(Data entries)
-=-=-=-=-

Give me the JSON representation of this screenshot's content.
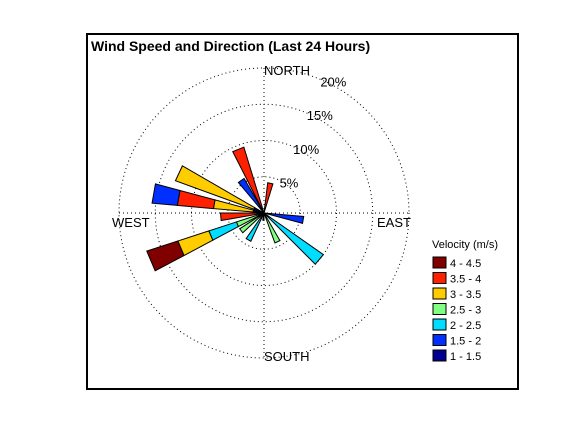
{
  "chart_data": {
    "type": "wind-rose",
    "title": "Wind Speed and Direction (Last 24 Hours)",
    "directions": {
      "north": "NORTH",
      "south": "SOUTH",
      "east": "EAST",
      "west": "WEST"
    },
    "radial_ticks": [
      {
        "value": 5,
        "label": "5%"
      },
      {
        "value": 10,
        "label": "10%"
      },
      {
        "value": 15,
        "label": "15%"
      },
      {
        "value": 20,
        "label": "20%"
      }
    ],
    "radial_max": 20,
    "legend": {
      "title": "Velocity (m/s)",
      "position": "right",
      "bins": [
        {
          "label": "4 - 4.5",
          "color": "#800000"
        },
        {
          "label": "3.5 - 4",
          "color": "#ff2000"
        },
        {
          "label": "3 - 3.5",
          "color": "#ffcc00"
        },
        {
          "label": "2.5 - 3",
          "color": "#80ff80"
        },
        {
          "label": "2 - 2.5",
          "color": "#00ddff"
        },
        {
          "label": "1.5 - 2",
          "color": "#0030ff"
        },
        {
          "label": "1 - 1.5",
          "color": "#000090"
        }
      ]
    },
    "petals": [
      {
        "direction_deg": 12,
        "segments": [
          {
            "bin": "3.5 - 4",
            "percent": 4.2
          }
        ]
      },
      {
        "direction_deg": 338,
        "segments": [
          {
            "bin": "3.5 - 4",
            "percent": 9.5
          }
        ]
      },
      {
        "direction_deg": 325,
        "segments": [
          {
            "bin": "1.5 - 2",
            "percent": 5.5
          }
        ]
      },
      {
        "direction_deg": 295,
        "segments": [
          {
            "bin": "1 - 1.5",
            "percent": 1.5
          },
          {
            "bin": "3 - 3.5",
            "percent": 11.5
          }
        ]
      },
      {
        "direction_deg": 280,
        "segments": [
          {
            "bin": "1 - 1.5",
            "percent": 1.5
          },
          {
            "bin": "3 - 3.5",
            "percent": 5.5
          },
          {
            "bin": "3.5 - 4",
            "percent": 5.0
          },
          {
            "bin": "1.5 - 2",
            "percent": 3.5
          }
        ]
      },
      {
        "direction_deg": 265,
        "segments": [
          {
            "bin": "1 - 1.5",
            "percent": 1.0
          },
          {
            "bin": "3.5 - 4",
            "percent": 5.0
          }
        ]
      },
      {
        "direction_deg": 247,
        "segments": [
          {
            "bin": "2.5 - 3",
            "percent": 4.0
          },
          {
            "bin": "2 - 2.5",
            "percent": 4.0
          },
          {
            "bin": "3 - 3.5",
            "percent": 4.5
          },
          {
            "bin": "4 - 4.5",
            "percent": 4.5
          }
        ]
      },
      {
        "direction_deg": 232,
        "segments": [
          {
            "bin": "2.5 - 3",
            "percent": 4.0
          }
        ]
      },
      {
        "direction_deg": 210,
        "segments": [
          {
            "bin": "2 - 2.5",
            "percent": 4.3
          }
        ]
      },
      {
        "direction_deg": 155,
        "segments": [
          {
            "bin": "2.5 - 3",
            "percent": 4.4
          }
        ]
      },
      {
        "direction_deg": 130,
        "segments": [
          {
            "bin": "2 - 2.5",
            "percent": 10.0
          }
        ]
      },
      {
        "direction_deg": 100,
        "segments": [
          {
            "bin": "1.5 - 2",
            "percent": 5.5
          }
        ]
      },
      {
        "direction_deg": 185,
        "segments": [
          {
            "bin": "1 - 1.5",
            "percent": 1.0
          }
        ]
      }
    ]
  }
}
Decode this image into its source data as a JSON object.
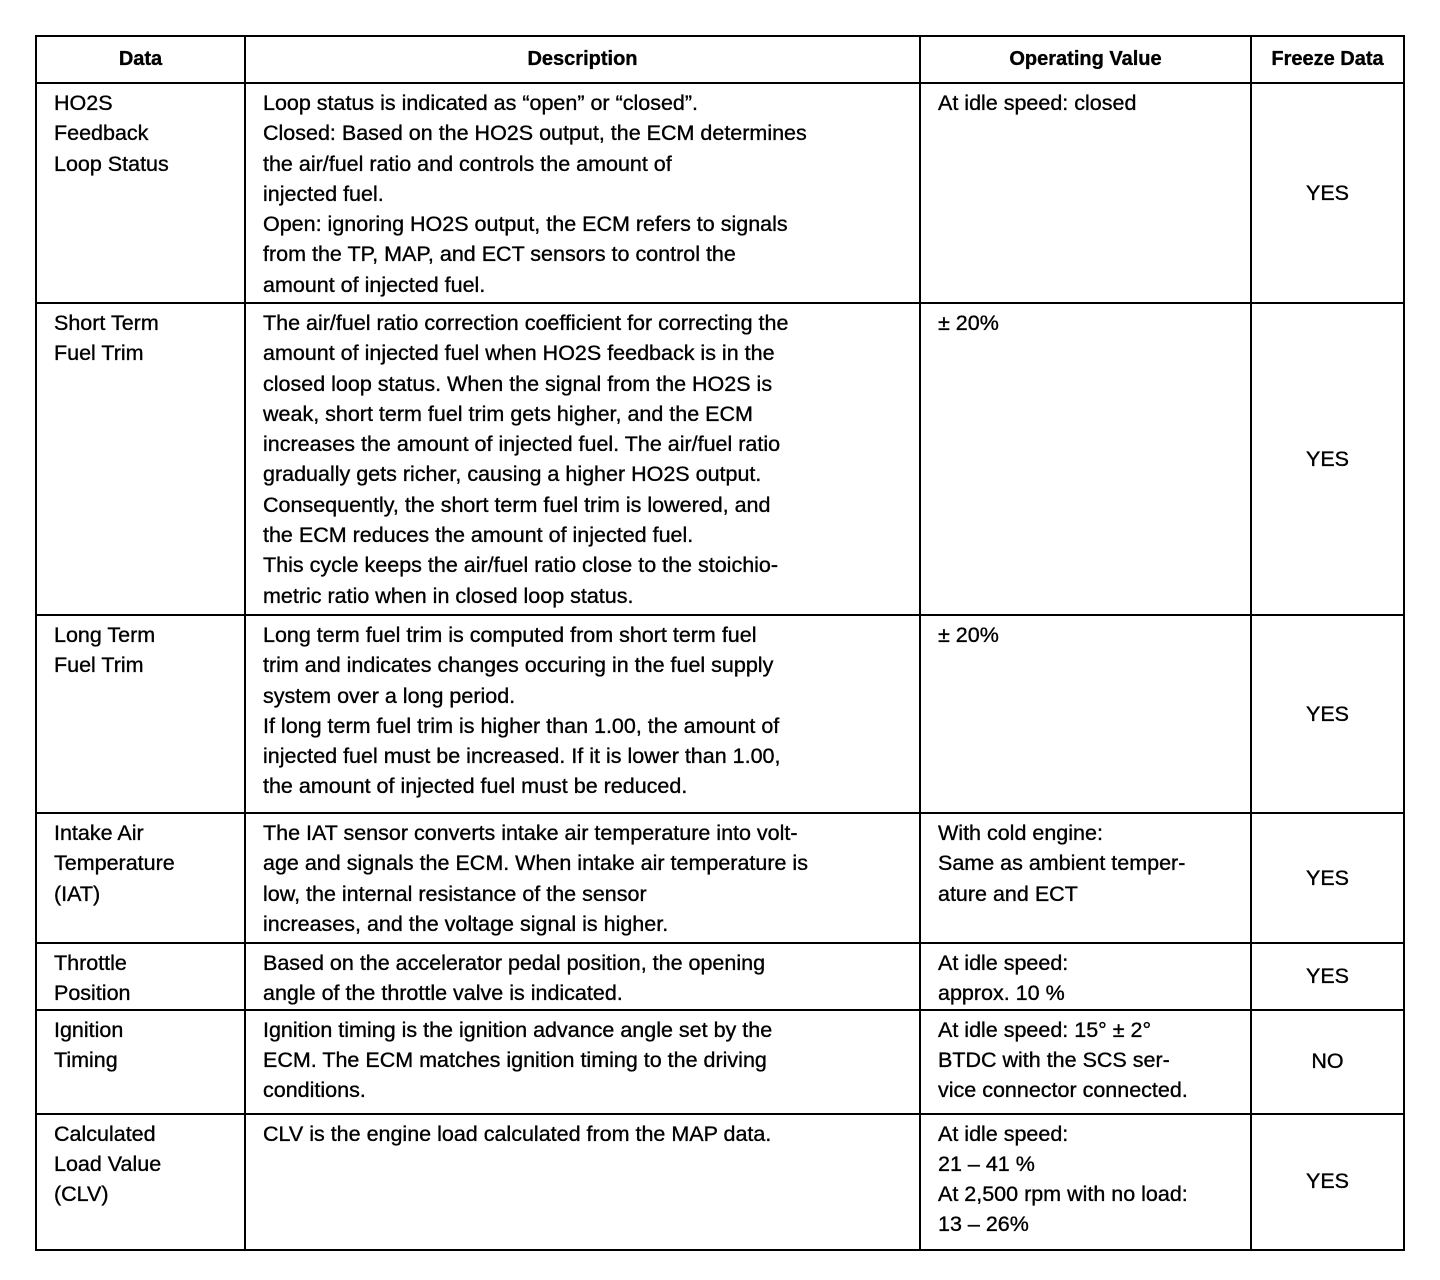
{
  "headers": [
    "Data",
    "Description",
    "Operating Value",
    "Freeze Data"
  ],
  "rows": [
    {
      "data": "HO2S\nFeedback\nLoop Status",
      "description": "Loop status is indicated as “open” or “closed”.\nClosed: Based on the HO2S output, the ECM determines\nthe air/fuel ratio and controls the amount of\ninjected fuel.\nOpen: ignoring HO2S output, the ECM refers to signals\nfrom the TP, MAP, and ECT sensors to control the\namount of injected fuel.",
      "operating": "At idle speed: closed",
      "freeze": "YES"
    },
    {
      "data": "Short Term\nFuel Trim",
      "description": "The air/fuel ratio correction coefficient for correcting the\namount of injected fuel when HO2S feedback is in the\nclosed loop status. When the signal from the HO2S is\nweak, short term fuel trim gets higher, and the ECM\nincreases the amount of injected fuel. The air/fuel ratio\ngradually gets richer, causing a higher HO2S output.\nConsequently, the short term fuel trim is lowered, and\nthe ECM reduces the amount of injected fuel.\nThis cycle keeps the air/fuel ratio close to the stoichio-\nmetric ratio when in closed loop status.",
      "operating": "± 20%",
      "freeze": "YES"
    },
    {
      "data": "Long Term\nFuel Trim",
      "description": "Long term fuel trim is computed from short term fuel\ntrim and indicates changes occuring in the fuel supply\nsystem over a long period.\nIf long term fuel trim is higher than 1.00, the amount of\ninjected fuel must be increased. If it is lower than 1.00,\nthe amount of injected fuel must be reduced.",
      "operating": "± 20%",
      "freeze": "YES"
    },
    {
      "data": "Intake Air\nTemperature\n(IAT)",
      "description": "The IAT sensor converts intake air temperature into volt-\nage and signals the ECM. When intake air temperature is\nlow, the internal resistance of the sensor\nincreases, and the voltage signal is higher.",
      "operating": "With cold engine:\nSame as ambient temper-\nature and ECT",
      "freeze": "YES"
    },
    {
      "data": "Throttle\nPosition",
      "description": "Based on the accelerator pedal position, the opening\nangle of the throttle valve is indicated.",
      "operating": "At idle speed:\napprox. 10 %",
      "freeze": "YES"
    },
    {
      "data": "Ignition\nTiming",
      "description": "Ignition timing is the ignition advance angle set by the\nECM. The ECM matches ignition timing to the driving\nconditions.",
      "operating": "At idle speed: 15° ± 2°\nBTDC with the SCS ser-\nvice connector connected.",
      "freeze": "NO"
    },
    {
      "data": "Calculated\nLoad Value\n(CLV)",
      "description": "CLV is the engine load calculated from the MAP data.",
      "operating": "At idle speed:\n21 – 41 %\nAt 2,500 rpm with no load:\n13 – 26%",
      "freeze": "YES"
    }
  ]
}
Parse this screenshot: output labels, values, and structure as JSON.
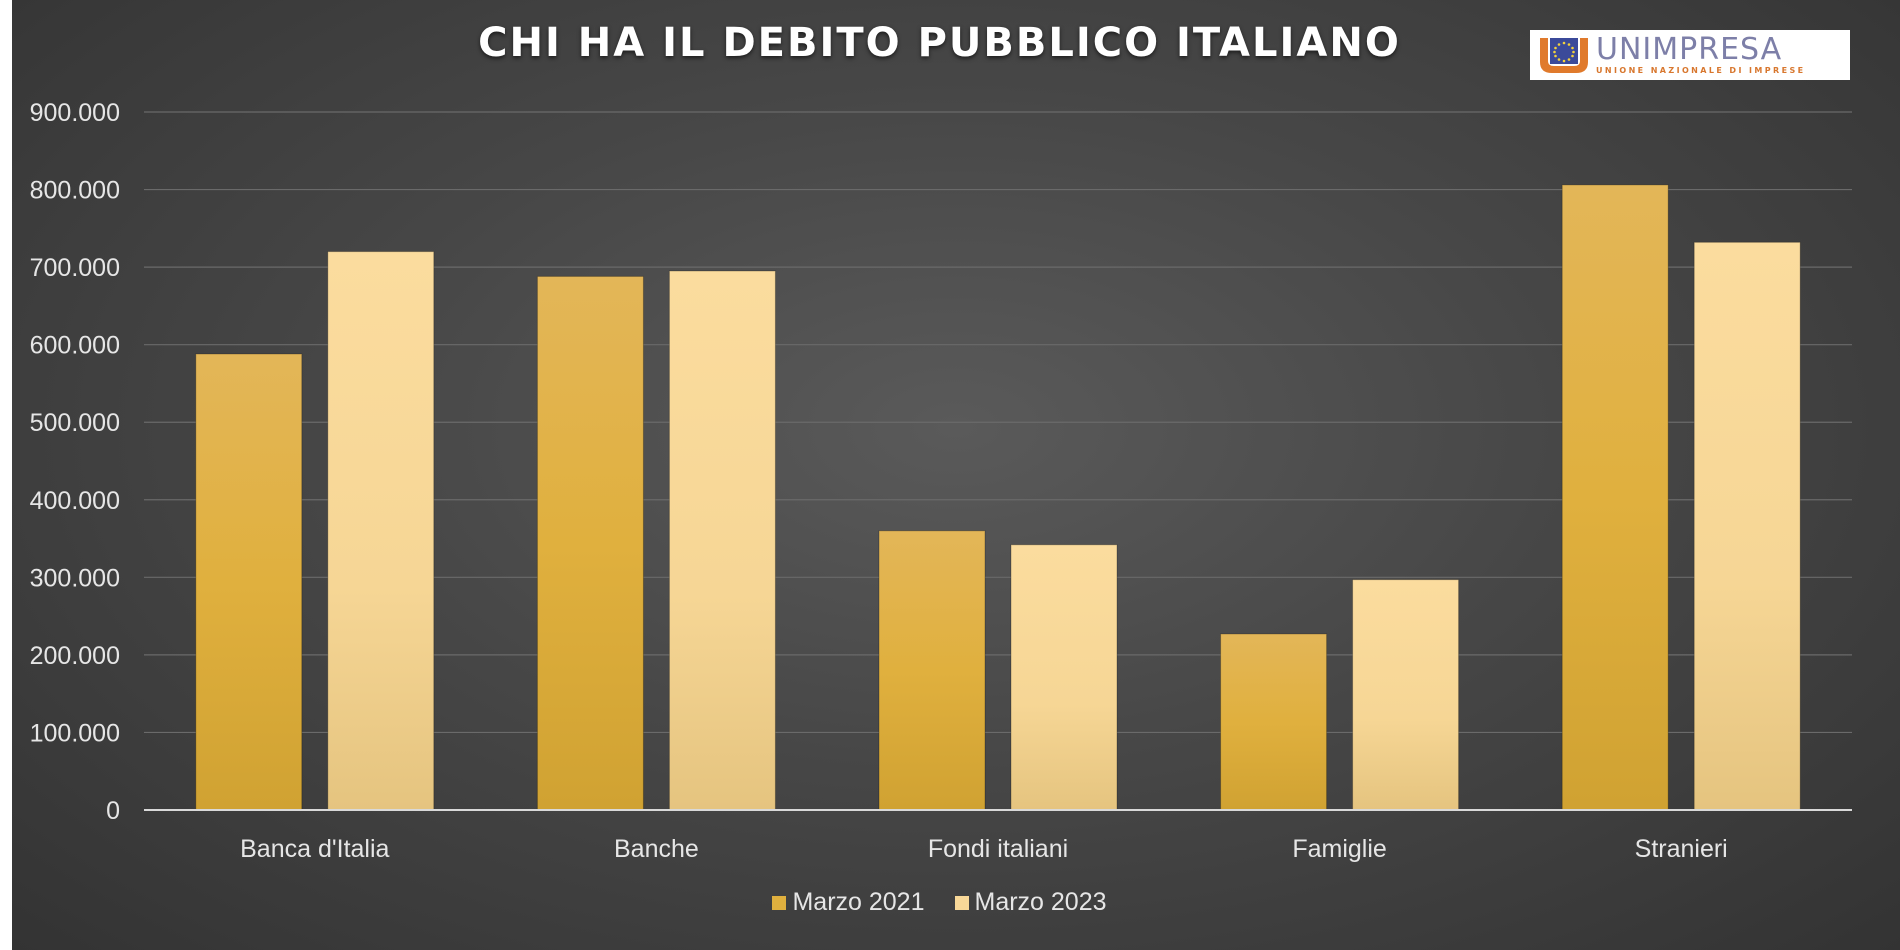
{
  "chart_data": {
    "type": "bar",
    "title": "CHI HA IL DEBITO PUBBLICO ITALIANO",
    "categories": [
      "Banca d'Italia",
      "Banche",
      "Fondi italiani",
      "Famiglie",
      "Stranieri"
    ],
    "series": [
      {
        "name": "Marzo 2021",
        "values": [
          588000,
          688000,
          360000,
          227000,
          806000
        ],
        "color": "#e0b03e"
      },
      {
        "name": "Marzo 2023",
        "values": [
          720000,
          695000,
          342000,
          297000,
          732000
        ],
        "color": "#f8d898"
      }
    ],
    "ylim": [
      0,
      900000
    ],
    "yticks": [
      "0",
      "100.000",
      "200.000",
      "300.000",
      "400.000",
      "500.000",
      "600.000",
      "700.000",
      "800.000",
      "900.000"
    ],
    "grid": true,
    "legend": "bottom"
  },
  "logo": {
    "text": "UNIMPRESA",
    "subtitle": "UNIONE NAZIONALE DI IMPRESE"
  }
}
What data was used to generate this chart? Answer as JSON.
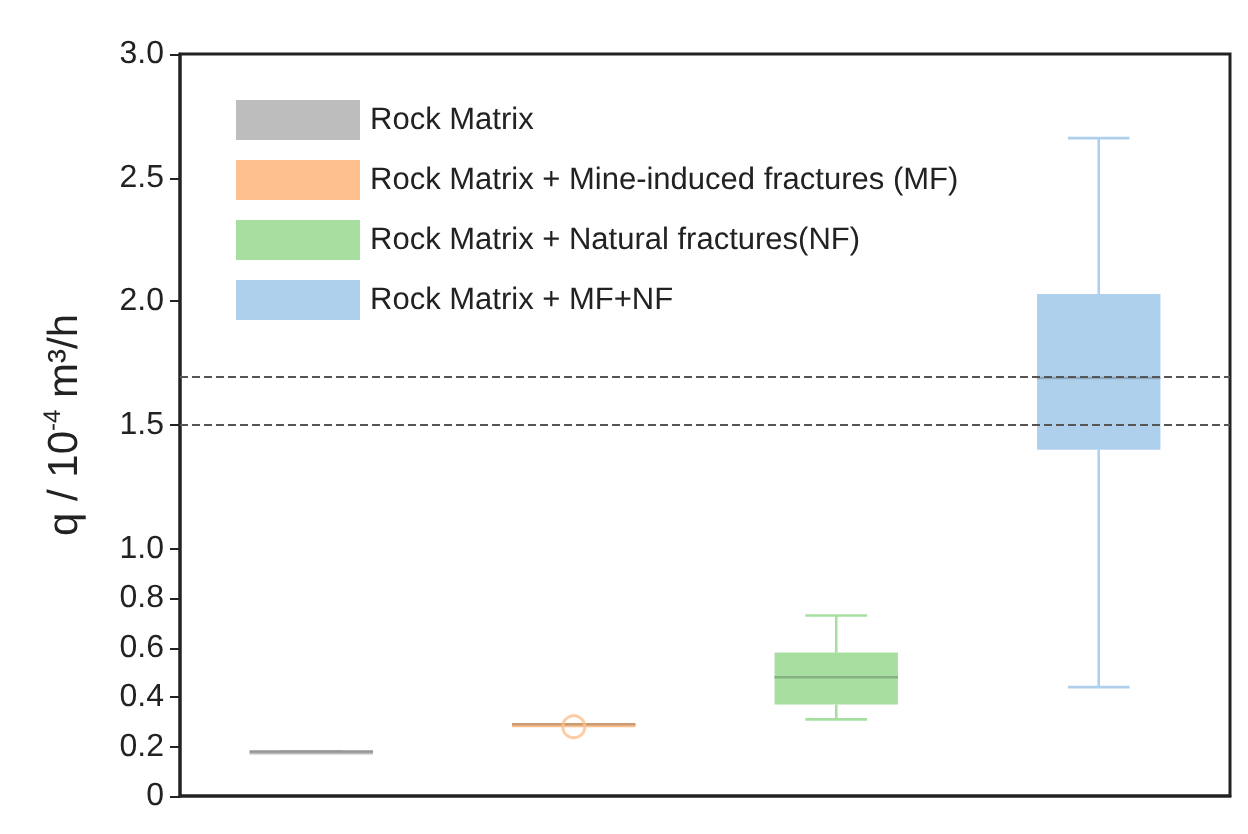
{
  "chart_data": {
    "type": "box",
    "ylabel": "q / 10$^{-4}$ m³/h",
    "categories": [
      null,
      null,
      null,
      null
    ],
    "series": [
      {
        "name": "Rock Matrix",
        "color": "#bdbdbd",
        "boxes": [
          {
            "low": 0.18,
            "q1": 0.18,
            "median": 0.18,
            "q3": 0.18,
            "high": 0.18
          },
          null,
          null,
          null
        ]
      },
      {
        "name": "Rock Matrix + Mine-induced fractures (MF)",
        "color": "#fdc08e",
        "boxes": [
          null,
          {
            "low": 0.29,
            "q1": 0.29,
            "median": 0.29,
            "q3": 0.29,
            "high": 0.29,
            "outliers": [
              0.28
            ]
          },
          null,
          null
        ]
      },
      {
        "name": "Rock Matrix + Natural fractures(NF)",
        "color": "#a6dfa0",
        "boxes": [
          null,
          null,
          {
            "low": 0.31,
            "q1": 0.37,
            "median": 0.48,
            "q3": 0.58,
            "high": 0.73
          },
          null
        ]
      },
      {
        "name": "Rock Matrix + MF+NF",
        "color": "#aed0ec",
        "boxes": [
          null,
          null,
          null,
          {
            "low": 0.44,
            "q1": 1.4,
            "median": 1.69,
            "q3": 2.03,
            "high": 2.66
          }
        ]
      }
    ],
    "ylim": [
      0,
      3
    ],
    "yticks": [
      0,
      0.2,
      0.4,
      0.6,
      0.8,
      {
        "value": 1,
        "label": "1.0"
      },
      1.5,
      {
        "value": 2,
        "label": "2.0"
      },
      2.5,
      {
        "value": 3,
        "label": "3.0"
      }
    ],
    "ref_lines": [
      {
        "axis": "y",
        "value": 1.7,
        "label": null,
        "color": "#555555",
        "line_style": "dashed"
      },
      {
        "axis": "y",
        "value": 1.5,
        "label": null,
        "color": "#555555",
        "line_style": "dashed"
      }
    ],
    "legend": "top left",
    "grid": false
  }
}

-=-=-=-=-

> _GOAL_: Each line that holds the word "Rock" should be extracted from the records.

> _SOLVED PROBLEM_:
        "name": "Rock Matrix",
        "name": "Rock Matrix + Mine-induced fractures (MF)",
        "name": "Rock Matrix + Natural fractures(NF)",
        "name": "Rock Matrix + MF+NF",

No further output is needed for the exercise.